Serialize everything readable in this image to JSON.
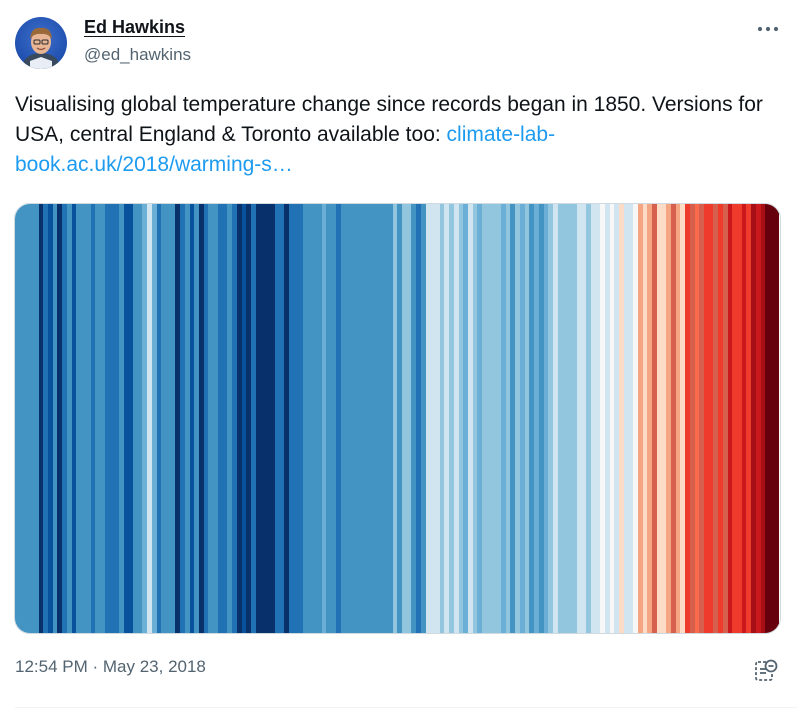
{
  "author": {
    "name": "Ed Hawkins",
    "handle": "@ed_hawkins"
  },
  "tweet": {
    "text": "Visualising global temperature change since records began in 1850. Versions for USA, central England & Toronto available too: ",
    "link_text": "climate-lab-book.ac.uk/2018/warming-s…",
    "link_color": "#1d9bf0"
  },
  "media": {
    "icon": "warming-stripes-image",
    "stripe_colors": [
      "#4393c3",
      "#4393c3",
      "#4393c3",
      "#4393c3",
      "#4393c3",
      "#08306b",
      "#2171b5",
      "#08519c",
      "#4393c3",
      "#08306b",
      "#2171b5",
      "#4393c3",
      "#08519c",
      "#4393c3",
      "#4393c3",
      "#4393c3",
      "#2171b5",
      "#4393c3",
      "#4393c3",
      "#2171b5",
      "#2171b5",
      "#2171b5",
      "#4393c3",
      "#08519c",
      "#08519c",
      "#4393c3",
      "#4393c3",
      "#6baed6",
      "#d1e5f0",
      "#6baed6",
      "#2171b5",
      "#4393c3",
      "#4393c3",
      "#4393c3",
      "#08306b",
      "#2171b5",
      "#4393c3",
      "#08519c",
      "#4393c3",
      "#08306b",
      "#2171b5",
      "#4393c3",
      "#4393c3",
      "#2171b5",
      "#2171b5",
      "#4393c3",
      "#2171b5",
      "#08306b",
      "#08519c",
      "#08306b",
      "#2171b5",
      "#08306b",
      "#08306b",
      "#08306b",
      "#08306b",
      "#2171b5",
      "#2171b5",
      "#08306b",
      "#2171b5",
      "#2171b5",
      "#2171b5",
      "#4393c3",
      "#4393c3",
      "#4393c3",
      "#4393c3",
      "#6baed6",
      "#4393c3",
      "#4393c3",
      "#2171b5",
      "#4393c3",
      "#4393c3",
      "#4393c3",
      "#4393c3",
      "#4393c3",
      "#4393c3",
      "#4393c3",
      "#4393c3",
      "#4393c3",
      "#4393c3",
      "#4393c3",
      "#92c5de",
      "#4393c3",
      "#92c5de",
      "#92c5de",
      "#4393c3",
      "#2171b5",
      "#4393c3",
      "#d1e5f0",
      "#d1e5f0",
      "#d1e5f0",
      "#92c5de",
      "#d1e5f0",
      "#92c5de",
      "#d1e5f0",
      "#92c5de",
      "#6baed6",
      "#d1e5f0",
      "#92c5de",
      "#6baed6",
      "#92c5de",
      "#92c5de",
      "#92c5de",
      "#92c5de",
      "#6baed6",
      "#92c5de",
      "#4393c3",
      "#92c5de",
      "#6baed6",
      "#92c5de",
      "#4393c3",
      "#6baed6",
      "#4393c3",
      "#6baed6",
      "#92c5de",
      "#d1e5f0",
      "#92c5de",
      "#92c5de",
      "#92c5de",
      "#92c5de",
      "#d1e5f0",
      "#d1e5f0",
      "#92c5de",
      "#d1e5f0",
      "#d1e5f0",
      "#f7f7f7",
      "#d1e5f0",
      "#f7f7f7",
      "#d1e5f0",
      "#fddbc7",
      "#d1e5f0",
      "#d1e5f0",
      "#f7f7f7",
      "#f4a582",
      "#fddbc7",
      "#f4a582",
      "#d6604d",
      "#fddbc7",
      "#fddbc7",
      "#f4a582",
      "#d6604d",
      "#f4a582",
      "#fddbc7",
      "#ef3b2c",
      "#d6604d",
      "#fb6a4a",
      "#d6604d",
      "#ef3b2c",
      "#ef3b2c",
      "#d6604d",
      "#ef3b2c",
      "#d6604d",
      "#cb181d",
      "#ef3b2c",
      "#ef3b2c",
      "#cb181d",
      "#ef3b2c",
      "#a50f15",
      "#cb181d",
      "#a50f15",
      "#67000d",
      "#67000d",
      "#67000d"
    ]
  },
  "meta": {
    "timestamp": "12:54 PM · May 23, 2018",
    "views_icon": "view-count-icon",
    "more_icon": "more-options-icon"
  }
}
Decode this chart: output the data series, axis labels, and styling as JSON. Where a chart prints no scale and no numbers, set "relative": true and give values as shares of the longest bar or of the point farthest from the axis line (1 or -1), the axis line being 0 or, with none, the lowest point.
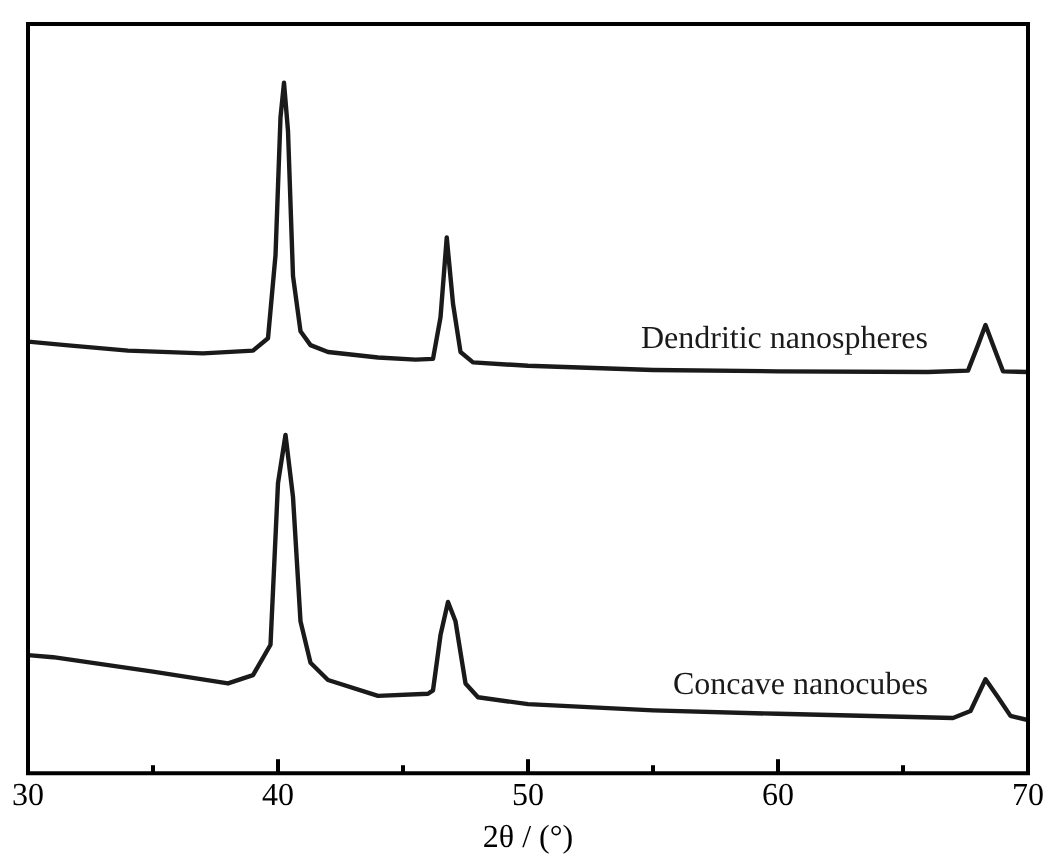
{
  "chart_data": {
    "type": "line",
    "xlabel": "2θ / (°)",
    "relative": true,
    "legend": false,
    "grid": false,
    "marker": "none",
    "line_style": "solid",
    "tick_labels": "x",
    "xlim": [
      30,
      70
    ],
    "xticks": [
      30,
      {
        "value": 35,
        "label": null
      },
      40,
      {
        "value": 45,
        "label": null
      },
      50,
      {
        "value": 55,
        "label": null
      },
      60,
      {
        "value": 65,
        "label": null
      },
      70
    ],
    "series": [
      {
        "name": "Dendritic nanospheres",
        "color": "#1a1a1a",
        "x": [
          30,
          31.5,
          34,
          37,
          39,
          39.6,
          39.9,
          40.1,
          40.24,
          40.4,
          40.6,
          40.9,
          41.3,
          42,
          44,
          45.5,
          46.2,
          46.5,
          46.75,
          47,
          47.3,
          47.8,
          50,
          55,
          60,
          66,
          67.6,
          68,
          68.3,
          68.6,
          69,
          70
        ],
        "values": [
          0.625,
          0.62,
          0.612,
          0.608,
          0.612,
          0.63,
          0.75,
          0.95,
          1,
          0.93,
          0.72,
          0.64,
          0.62,
          0.61,
          0.602,
          0.599,
          0.6,
          0.66,
          0.776,
          0.68,
          0.61,
          0.595,
          0.59,
          0.584,
          0.582,
          0.581,
          0.583,
          0.62,
          0.649,
          0.62,
          0.582,
          0.581
        ]
      },
      {
        "name": "Concave nanocubes",
        "color": "#1a1a1a",
        "x": [
          30,
          31,
          35,
          38,
          39,
          39.7,
          40,
          40.3,
          40.6,
          40.9,
          41.3,
          42,
          44,
          46,
          46.2,
          46.5,
          46.8,
          47.1,
          47.5,
          48,
          50,
          55,
          60,
          67,
          67.7,
          68.3,
          68.8,
          69.3,
          70
        ],
        "values": [
          0.171,
          0.168,
          0.147,
          0.13,
          0.142,
          0.186,
          0.42,
          0.49,
          0.4,
          0.22,
          0.16,
          0.135,
          0.112,
          0.115,
          0.12,
          0.2,
          0.248,
          0.22,
          0.13,
          0.11,
          0.1,
          0.091,
          0.086,
          0.08,
          0.09,
          0.136,
          0.11,
          0.083,
          0.077
        ]
      }
    ]
  }
}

● Required work
Repeat the records above verbatim, with no pictures in the result.

● Expected answer
Serialize everything readable in this image to JSON.
{
  "author": {
    "name": "Ed Hawkins",
    "handle": "@ed_hawkins"
  },
  "tweet": {
    "text": "Visualising global temperature change since records began in 1850. Versions for USA, central England & Toronto available too: ",
    "link_text": "climate-lab-book.ac.uk/2018/warming-s…",
    "link_color": "#1d9bf0"
  },
  "media": {
    "icon": "warming-stripes-image",
    "stripe_colors": [
      "#4393c3",
      "#4393c3",
      "#4393c3",
      "#4393c3",
      "#4393c3",
      "#08306b",
      "#2171b5",
      "#08519c",
      "#4393c3",
      "#08306b",
      "#2171b5",
      "#4393c3",
      "#08519c",
      "#4393c3",
      "#4393c3",
      "#4393c3",
      "#2171b5",
      "#4393c3",
      "#4393c3",
      "#2171b5",
      "#2171b5",
      "#2171b5",
      "#4393c3",
      "#08519c",
      "#08519c",
      "#4393c3",
      "#4393c3",
      "#6baed6",
      "#d1e5f0",
      "#6baed6",
      "#2171b5",
      "#4393c3",
      "#4393c3",
      "#4393c3",
      "#08306b",
      "#2171b5",
      "#4393c3",
      "#08519c",
      "#4393c3",
      "#08306b",
      "#2171b5",
      "#4393c3",
      "#4393c3",
      "#2171b5",
      "#2171b5",
      "#4393c3",
      "#2171b5",
      "#08306b",
      "#08519c",
      "#08306b",
      "#2171b5",
      "#08306b",
      "#08306b",
      "#08306b",
      "#08306b",
      "#2171b5",
      "#2171b5",
      "#08306b",
      "#2171b5",
      "#2171b5",
      "#2171b5",
      "#4393c3",
      "#4393c3",
      "#4393c3",
      "#4393c3",
      "#6baed6",
      "#4393c3",
      "#4393c3",
      "#2171b5",
      "#4393c3",
      "#4393c3",
      "#4393c3",
      "#4393c3",
      "#4393c3",
      "#4393c3",
      "#4393c3",
      "#4393c3",
      "#4393c3",
      "#4393c3",
      "#4393c3",
      "#92c5de",
      "#4393c3",
      "#92c5de",
      "#92c5de",
      "#4393c3",
      "#2171b5",
      "#4393c3",
      "#d1e5f0",
      "#d1e5f0",
      "#d1e5f0",
      "#92c5de",
      "#d1e5f0",
      "#92c5de",
      "#d1e5f0",
      "#92c5de",
      "#6baed6",
      "#d1e5f0",
      "#92c5de",
      "#6baed6",
      "#92c5de",
      "#92c5de",
      "#92c5de",
      "#92c5de",
      "#6baed6",
      "#92c5de",
      "#4393c3",
      "#92c5de",
      "#6baed6",
      "#92c5de",
      "#4393c3",
      "#6baed6",
      "#4393c3",
      "#6baed6",
      "#92c5de",
      "#d1e5f0",
      "#92c5de",
      "#92c5de",
      "#92c5de",
      "#92c5de",
      "#d1e5f0",
      "#d1e5f0",
      "#92c5de",
      "#d1e5f0",
      "#d1e5f0",
      "#f7f7f7",
      "#d1e5f0",
      "#f7f7f7",
      "#d1e5f0",
      "#fddbc7",
      "#d1e5f0",
      "#d1e5f0",
      "#f7f7f7",
      "#f4a582",
      "#fddbc7",
      "#f4a582",
      "#d6604d",
      "#fddbc7",
      "#fddbc7",
      "#f4a582",
      "#d6604d",
      "#f4a582",
      "#fddbc7",
      "#ef3b2c",
      "#d6604d",
      "#fb6a4a",
      "#d6604d",
      "#ef3b2c",
      "#ef3b2c",
      "#d6604d",
      "#ef3b2c",
      "#d6604d",
      "#cb181d",
      "#ef3b2c",
      "#ef3b2c",
      "#cb181d",
      "#ef3b2c",
      "#a50f15",
      "#cb181d",
      "#a50f15",
      "#67000d",
      "#67000d",
      "#67000d"
    ]
  },
  "meta": {
    "timestamp": "12:54 PM · May 23, 2018",
    "views_icon": "view-count-icon",
    "more_icon": "more-options-icon"
  }
}
Decode this chart: output the data series, axis labels, and styling as JSON. Where a chart prints no scale and no numbers, set "relative": true and give values as shares of the longest bar or of the point farthest from the axis line (1 or -1), the axis line being 0 or, with none, the lowest point.
{
  "chart_data": {
    "type": "line",
    "xlabel": "2θ / (°)",
    "relative": true,
    "legend": false,
    "grid": false,
    "marker": "none",
    "line_style": "solid",
    "tick_labels": "x",
    "xlim": [
      30,
      70
    ],
    "xticks": [
      30,
      {
        "value": 35,
        "label": null
      },
      40,
      {
        "value": 45,
        "label": null
      },
      50,
      {
        "value": 55,
        "label": null
      },
      60,
      {
        "value": 65,
        "label": null
      },
      70
    ],
    "series": [
      {
        "name": "Dendritic nanospheres",
        "color": "#1a1a1a",
        "x": [
          30,
          31.5,
          34,
          37,
          39,
          39.6,
          39.9,
          40.1,
          40.24,
          40.4,
          40.6,
          40.9,
          41.3,
          42,
          44,
          45.5,
          46.2,
          46.5,
          46.75,
          47,
          47.3,
          47.8,
          50,
          55,
          60,
          66,
          67.6,
          68,
          68.3,
          68.6,
          69,
          70
        ],
        "values": [
          0.625,
          0.62,
          0.612,
          0.608,
          0.612,
          0.63,
          0.75,
          0.95,
          1,
          0.93,
          0.72,
          0.64,
          0.62,
          0.61,
          0.602,
          0.599,
          0.6,
          0.66,
          0.776,
          0.68,
          0.61,
          0.595,
          0.59,
          0.584,
          0.582,
          0.581,
          0.583,
          0.62,
          0.649,
          0.62,
          0.582,
          0.581
        ]
      },
      {
        "name": "Concave nanocubes",
        "color": "#1a1a1a",
        "x": [
          30,
          31,
          35,
          38,
          39,
          39.7,
          40,
          40.3,
          40.6,
          40.9,
          41.3,
          42,
          44,
          46,
          46.2,
          46.5,
          46.8,
          47.1,
          47.5,
          48,
          50,
          55,
          60,
          67,
          67.7,
          68.3,
          68.8,
          69.3,
          70
        ],
        "values": [
          0.171,
          0.168,
          0.147,
          0.13,
          0.142,
          0.186,
          0.42,
          0.49,
          0.4,
          0.22,
          0.16,
          0.135,
          0.112,
          0.115,
          0.12,
          0.2,
          0.248,
          0.22,
          0.13,
          0.11,
          0.1,
          0.091,
          0.086,
          0.08,
          0.09,
          0.136,
          0.11,
          0.083,
          0.077
        ]
      }
    ]
  }
}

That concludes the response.